> **Short exercise**
Return the listing below exactly, with the pictures dropped.

> **Extracted records**
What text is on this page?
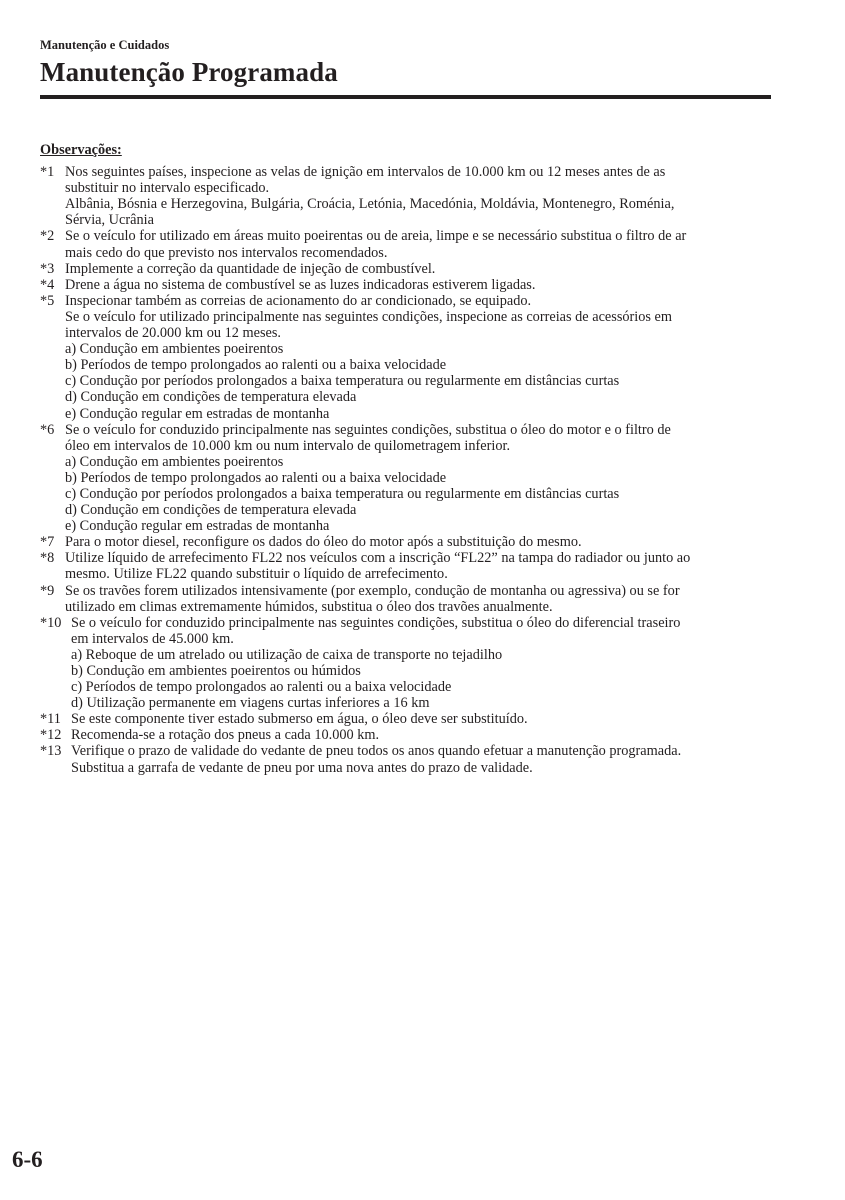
Manutenção e Cuidados
Manutenção Programada
Observações:
*1 Nos seguintes países, inspecione as velas de ignição em intervalos de 10.000 km ou 12 meses antes de as
substituir no intervalo especificado.
Albânia, Bósnia e Herzegovina, Bulgária, Croácia, Letónia, Macedónia, Moldávia, Montenegro, Roménia,
Sérvia, Ucrânia
*2 Se o veículo for utilizado em áreas muito poeirentas ou de areia, limpe e se necessário substitua o filtro de ar
mais cedo do que previsto nos intervalos recomendados.
*3 Implemente a correção da quantidade de injeção de combustível.
*4 Drene a água no sistema de combustível se as luzes indicadoras estiverem ligadas.
*5 Inspecionar também as correias de acionamento do ar condicionado, se equipado.
Se o veículo for utilizado principalmente nas seguintes condições, inspecione as correias de acessórios em
intervalos de 20.000 km ou 12 meses.
a) Condução em ambientes poeirentos
b) Períodos de tempo prolongados ao ralenti ou a baixa velocidade
c) Condução por períodos prolongados a baixa temperatura ou regularmente em distâncias curtas
d) Condução em condições de temperatura elevada
e) Condução regular em estradas de montanha
*6 Se o veículo for conduzido principalmente nas seguintes condições, substitua o óleo do motor e o filtro de
óleo em intervalos de 10.000 km ou num intervalo de quilometragem inferior.
a) Condução em ambientes poeirentos
b) Períodos de tempo prolongados ao ralenti ou a baixa velocidade
c) Condução por períodos prolongados a baixa temperatura ou regularmente em distâncias curtas
d) Condução em condições de temperatura elevada
e) Condução regular em estradas de montanha
*7 Para o motor diesel, reconfigure os dados do óleo do motor após a substituição do mesmo.
*8 Utilize líquido de arrefecimento FL22 nos veículos com a inscrição “FL22” na tampa do radiador ou junto ao
mesmo. Utilize FL22 quando substituir o líquido de arrefecimento.
*9 Se os travões forem utilizados intensivamente (por exemplo, condução de montanha ou agressiva) ou se for
utilizado em climas extremamente húmidos, substitua o óleo dos travões anualmente.
*10 Se o veículo for conduzido principalmente nas seguintes condições, substitua o óleo do diferencial traseiro
em intervalos de 45.000 km.
a) Reboque de um atrelado ou utilização de caixa de transporte no tejadilho
b) Condução em ambientes poeirentos ou húmidos
c) Períodos de tempo prolongados ao ralenti ou a baixa velocidade
d) Utilização permanente em viagens curtas inferiores a 16 km
*11 Se este componente tiver estado submerso em água, o óleo deve ser substituído.
*12 Recomenda-se a rotação dos pneus a cada 10.000 km.
*13 Verifique o prazo de validade do vedante de pneu todos os anos quando efetuar a manutenção programada.
Substitua a garrafa de vedante de pneu por uma nova antes do prazo de validade.
6-6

> **Expected answer**
What text is on this page?
Manutenção e Cuidados
Manutenção Programada
Observações:
*1 Nos seguintes países, inspecione as velas de ignição em intervalos de 10.000 km ou 12 meses antes de as
substituir no intervalo especificado.
Albânia, Bósnia e Herzegovina, Bulgária, Croácia, Letónia, Macedónia, Moldávia, Montenegro, Roménia,
Sérvia, Ucrânia
*2 Se o veículo for utilizado em áreas muito poeirentas ou de areia, limpe e se necessário substitua o filtro de ar
mais cedo do que previsto nos intervalos recomendados.
*3 Implemente a correção da quantidade de injeção de combustível.
*4 Drene a água no sistema de combustível se as luzes indicadoras estiverem ligadas.
*5 Inspecionar também as correias de acionamento do ar condicionado, se equipado.
Se o veículo for utilizado principalmente nas seguintes condições, inspecione as correias de acessórios em
intervalos de 20.000 km ou 12 meses.
a) Condução em ambientes poeirentos
b) Períodos de tempo prolongados ao ralenti ou a baixa velocidade
c) Condução por períodos prolongados a baixa temperatura ou regularmente em distâncias curtas
d) Condução em condições de temperatura elevada
e) Condução regular em estradas de montanha
*6 Se o veículo for conduzido principalmente nas seguintes condições, substitua o óleo do motor e o filtro de
óleo em intervalos de 10.000 km ou num intervalo de quilometragem inferior.
a) Condução em ambientes poeirentos
b) Períodos de tempo prolongados ao ralenti ou a baixa velocidade
c) Condução por períodos prolongados a baixa temperatura ou regularmente em distâncias curtas
d) Condução em condições de temperatura elevada
e) Condução regular em estradas de montanha
*7 Para o motor diesel, reconfigure os dados do óleo do motor após a substituição do mesmo.
*8 Utilize líquido de arrefecimento FL22 nos veículos com a inscrição “FL22” na tampa do radiador ou junto ao
mesmo. Utilize FL22 quando substituir o líquido de arrefecimento.
*9 Se os travões forem utilizados intensivamente (por exemplo, condução de montanha ou agressiva) ou se for
utilizado em climas extremamente húmidos, substitua o óleo dos travões anualmente.
*10 Se o veículo for conduzido principalmente nas seguintes condições, substitua o óleo do diferencial traseiro
em intervalos de 45.000 km.
a) Reboque de um atrelado ou utilização de caixa de transporte no tejadilho
b) Condução em ambientes poeirentos ou húmidos
c) Períodos de tempo prolongados ao ralenti ou a baixa velocidade
d) Utilização permanente em viagens curtas inferiores a 16 km
*11 Se este componente tiver estado submerso em água, o óleo deve ser substituído.
*12 Recomenda-se a rotação dos pneus a cada 10.000 km.
*13 Verifique o prazo de validade do vedante de pneu todos os anos quando efetuar a manutenção programada.
Substitua a garrafa de vedante de pneu por uma nova antes do prazo de validade.
6-6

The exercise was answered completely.